Extracted text:
I used to think that I could not blog if I wasn’t reading or writing, that there’d be nothing of value to talk about. But recently I have been both reading and writing and I have still been hesitant to hit that “Write” button and start new posts.

So what else?

Blogging can be hard work. Dedicating time to sit down and write. Editing your words to make sure they’re as clear and concise as possible. Working on the presentation of the blog post (i.e. featured images, banners). It’s easy to get burned out! Especially if at the end of the day, you are not happy with what you are creating. And I have not been happy with my most recent blog posts.

When I would go back to reread my posts after I published them, I often felt that words rang hollow. It’s not that I have ever lied about my thoughts or opinions in my blog posts, but I have realized that I’ve censored myself.

Censored, how? you might be wondering. Well, I feel like I’ve kept you, my blog readers, at an arm’s distance, if that makes sense. Too a degree I think it’s something we all do, and that’s not the problem in itself. But I feel that what I’d censored has been an important part of what makes me me. And it has made me feel like a phony.

Entries shown:
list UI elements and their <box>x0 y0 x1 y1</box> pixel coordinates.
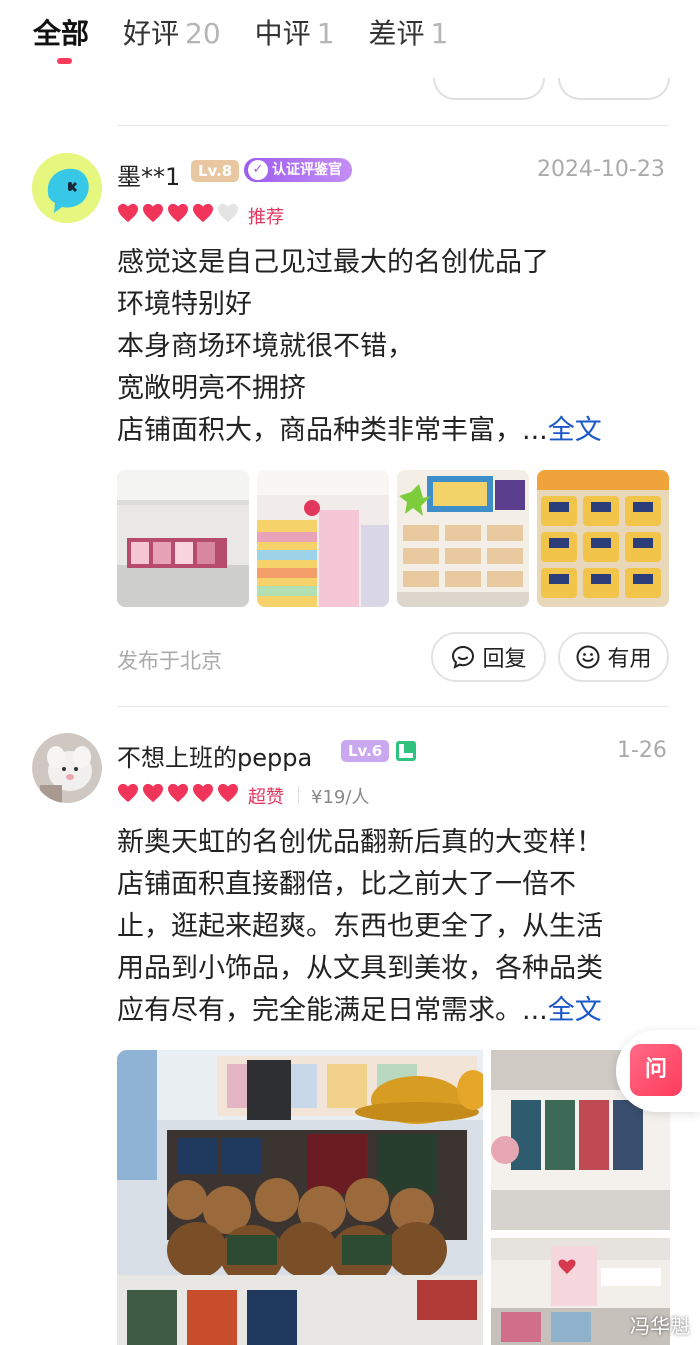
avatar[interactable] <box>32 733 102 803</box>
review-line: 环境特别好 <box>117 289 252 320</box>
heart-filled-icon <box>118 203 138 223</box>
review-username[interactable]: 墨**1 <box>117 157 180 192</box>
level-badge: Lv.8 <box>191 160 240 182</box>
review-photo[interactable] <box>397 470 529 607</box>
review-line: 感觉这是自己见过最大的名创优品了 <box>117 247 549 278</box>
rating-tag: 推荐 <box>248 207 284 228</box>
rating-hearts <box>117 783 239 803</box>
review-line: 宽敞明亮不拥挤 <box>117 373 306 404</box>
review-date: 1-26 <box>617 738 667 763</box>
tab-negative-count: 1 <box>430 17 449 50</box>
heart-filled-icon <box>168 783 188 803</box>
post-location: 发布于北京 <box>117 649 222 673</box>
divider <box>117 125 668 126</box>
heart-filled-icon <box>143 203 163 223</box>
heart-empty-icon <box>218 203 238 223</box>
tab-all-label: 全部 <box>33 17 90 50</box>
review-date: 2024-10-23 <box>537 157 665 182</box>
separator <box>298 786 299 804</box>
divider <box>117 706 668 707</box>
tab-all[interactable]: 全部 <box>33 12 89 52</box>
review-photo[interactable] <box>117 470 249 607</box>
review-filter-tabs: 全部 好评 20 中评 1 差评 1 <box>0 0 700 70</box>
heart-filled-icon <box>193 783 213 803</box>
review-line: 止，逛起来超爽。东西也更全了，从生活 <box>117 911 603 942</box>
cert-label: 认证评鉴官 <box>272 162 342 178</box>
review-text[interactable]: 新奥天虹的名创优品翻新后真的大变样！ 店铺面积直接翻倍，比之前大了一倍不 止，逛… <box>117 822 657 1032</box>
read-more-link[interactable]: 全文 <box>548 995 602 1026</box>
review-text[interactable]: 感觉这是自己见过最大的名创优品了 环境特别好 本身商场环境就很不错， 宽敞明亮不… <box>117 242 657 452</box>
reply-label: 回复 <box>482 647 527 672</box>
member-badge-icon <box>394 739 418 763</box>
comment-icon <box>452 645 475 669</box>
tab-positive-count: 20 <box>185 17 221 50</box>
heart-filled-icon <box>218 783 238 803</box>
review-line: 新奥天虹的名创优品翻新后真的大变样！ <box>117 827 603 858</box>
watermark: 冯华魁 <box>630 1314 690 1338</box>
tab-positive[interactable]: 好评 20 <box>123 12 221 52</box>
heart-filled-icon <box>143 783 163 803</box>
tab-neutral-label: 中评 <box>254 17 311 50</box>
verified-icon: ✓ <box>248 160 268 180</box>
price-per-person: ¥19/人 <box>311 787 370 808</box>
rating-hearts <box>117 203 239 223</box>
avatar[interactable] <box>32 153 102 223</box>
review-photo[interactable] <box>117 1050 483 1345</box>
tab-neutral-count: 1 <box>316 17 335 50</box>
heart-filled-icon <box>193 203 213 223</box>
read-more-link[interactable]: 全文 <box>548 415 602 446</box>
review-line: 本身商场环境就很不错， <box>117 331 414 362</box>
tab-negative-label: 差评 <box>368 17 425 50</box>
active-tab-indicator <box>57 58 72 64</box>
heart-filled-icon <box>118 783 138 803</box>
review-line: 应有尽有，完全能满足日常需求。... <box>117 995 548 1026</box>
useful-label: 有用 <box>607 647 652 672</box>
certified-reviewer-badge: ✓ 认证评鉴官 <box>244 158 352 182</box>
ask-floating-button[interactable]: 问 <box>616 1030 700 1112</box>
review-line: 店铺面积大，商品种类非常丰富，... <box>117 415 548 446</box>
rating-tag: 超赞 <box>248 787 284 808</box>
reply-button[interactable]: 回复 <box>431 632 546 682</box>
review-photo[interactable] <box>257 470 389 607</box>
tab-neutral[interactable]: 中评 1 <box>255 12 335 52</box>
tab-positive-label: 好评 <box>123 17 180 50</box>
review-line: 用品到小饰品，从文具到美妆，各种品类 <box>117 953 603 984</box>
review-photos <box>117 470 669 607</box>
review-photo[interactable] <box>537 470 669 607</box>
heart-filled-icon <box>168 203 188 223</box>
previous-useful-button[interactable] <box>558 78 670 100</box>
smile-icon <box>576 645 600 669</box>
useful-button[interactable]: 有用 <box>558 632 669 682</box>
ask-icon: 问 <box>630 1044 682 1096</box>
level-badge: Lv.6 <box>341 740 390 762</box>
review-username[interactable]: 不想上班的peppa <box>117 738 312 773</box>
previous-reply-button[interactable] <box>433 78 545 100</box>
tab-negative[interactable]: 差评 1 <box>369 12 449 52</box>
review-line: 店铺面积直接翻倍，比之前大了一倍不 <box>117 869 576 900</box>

==

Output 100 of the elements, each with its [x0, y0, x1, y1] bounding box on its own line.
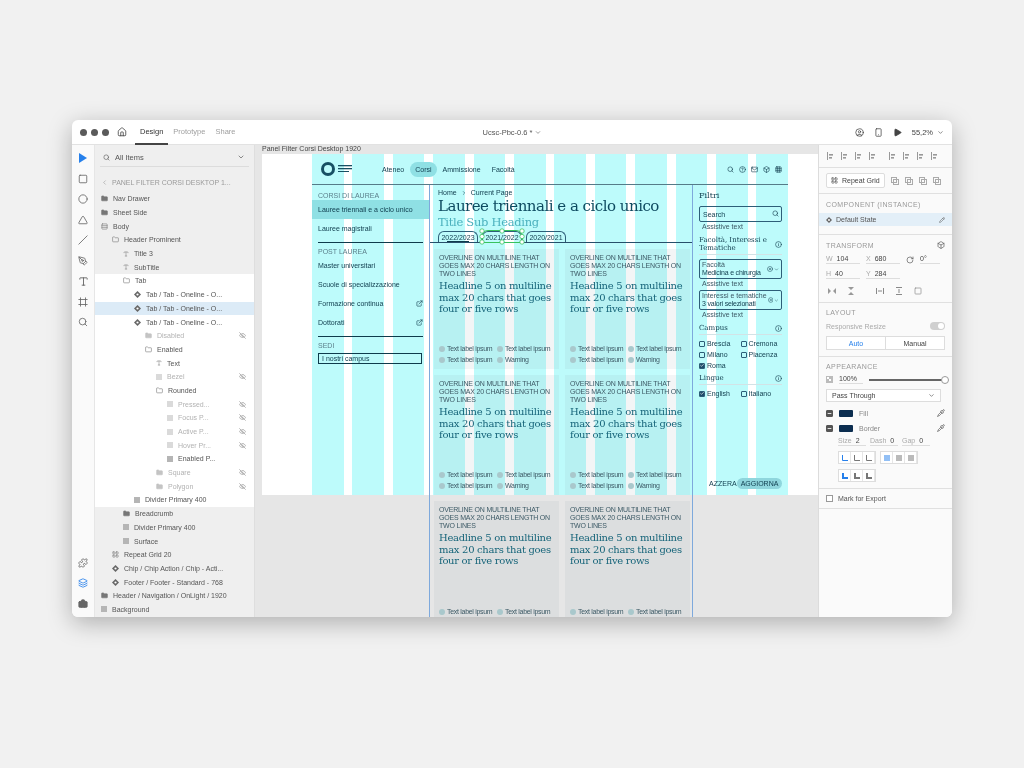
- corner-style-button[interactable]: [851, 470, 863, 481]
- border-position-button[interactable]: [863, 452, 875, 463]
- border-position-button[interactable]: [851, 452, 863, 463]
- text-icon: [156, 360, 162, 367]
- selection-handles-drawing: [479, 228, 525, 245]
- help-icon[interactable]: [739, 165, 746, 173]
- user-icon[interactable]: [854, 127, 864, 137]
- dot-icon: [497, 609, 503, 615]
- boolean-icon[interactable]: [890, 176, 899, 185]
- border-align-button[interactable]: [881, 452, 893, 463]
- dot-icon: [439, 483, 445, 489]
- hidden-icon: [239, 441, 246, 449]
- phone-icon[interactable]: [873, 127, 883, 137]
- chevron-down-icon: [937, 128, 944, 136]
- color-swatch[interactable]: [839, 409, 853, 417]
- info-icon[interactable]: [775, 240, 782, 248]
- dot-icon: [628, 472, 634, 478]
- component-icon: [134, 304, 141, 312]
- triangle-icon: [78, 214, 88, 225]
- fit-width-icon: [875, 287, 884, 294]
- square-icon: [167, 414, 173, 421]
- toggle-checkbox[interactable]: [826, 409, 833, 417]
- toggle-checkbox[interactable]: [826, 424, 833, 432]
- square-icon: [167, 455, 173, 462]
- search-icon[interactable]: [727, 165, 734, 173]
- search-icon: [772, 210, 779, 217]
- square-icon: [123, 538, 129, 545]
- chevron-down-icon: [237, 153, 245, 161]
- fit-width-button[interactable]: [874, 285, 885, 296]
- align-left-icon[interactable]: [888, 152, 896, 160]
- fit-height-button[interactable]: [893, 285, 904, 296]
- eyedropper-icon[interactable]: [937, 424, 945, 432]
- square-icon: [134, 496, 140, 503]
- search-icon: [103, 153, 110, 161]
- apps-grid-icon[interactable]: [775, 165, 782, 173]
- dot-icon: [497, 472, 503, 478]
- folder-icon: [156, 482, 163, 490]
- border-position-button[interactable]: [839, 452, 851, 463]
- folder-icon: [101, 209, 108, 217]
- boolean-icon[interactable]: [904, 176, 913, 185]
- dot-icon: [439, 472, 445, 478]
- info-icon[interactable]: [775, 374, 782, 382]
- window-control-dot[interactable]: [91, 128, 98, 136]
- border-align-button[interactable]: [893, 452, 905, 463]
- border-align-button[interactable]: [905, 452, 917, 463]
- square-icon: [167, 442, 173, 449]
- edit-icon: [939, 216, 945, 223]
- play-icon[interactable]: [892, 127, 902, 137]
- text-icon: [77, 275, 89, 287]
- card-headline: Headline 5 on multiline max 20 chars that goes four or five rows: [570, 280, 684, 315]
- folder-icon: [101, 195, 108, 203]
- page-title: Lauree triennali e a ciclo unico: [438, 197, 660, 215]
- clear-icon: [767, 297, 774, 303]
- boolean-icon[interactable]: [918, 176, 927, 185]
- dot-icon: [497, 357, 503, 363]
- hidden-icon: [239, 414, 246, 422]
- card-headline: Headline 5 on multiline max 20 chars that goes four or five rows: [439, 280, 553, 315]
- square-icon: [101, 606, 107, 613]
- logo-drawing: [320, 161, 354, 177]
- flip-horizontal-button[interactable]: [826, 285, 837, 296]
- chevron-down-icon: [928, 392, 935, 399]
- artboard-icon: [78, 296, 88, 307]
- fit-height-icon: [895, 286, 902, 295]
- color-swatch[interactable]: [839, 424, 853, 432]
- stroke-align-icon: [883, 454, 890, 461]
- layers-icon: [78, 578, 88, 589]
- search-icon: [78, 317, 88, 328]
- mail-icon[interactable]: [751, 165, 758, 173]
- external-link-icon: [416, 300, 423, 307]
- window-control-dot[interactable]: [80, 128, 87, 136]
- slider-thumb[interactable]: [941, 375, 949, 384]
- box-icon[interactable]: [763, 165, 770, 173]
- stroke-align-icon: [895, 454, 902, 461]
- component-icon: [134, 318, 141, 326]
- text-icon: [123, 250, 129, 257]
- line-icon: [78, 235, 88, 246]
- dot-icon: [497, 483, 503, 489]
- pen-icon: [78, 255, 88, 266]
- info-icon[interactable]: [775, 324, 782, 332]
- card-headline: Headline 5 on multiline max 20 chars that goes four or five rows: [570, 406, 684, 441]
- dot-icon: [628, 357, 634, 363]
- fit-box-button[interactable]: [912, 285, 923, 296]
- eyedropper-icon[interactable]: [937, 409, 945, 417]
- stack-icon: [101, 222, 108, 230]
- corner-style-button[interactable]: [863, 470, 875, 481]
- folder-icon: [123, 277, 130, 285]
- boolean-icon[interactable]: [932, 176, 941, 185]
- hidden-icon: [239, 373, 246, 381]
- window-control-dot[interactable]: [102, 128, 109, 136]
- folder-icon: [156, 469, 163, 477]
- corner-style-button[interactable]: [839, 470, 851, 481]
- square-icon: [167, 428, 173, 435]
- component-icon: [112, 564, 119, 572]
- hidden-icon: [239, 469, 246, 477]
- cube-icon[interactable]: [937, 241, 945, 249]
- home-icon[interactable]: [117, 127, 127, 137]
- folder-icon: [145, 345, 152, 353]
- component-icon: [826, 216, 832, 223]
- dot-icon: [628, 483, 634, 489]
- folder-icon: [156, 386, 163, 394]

Requirements: Extend the blog post about feeling hesitant to blog and censoring oneself, picking up right after its last sentence.

Output of the task:
I’ve felt lost ever since graduating college in 2015, and even though I went straight to grad school that fall, I’ve felt like a paper bag floating in the wind. I’ve got no roots anywhere and feel directionless, especially since I still don’t know what I want to do with my life. I feel at such odds with the optimism of the young book bloggers filling this space and the young housewives and mothers who have stability and peace of mind to build and run their book blogs.

This is feeling of inadequacy is what I’ve been hiding. It’s scary. I often vacillate wildly between feelings of confidence/insecurity and optimism/hopelessness. Looking back at the past year’s posts, I don’t recognize myself in that false optimism.

So when I was thinking about how I might get back into blogging, I realized that I needed to abandon these subconscious desires to portray myself as someone who has it all together and figured out. I needed to stop looking at how other book bloggers write and find something that was authentic to me.

I thought about what I personally look for in a blog. In many ways, I realized that there are no bloggers (that I’m aware of) that really fulfilled what I was looking for. So my goal is fill that void with the blog posts I create moving forward.

I’m not faking optimism this time when I say I want to start posting regularly to this blog. I want to write blog posts about the books I’m reading and the things that are making me happy at the moment. I also want to help others who might feel as lost as I do. I’m going to start writing with the target audience of myself in mind.

A heartfelt thank you to everyone who made it through this entire post. And I’m sorry if I’ve in any way let anyone down.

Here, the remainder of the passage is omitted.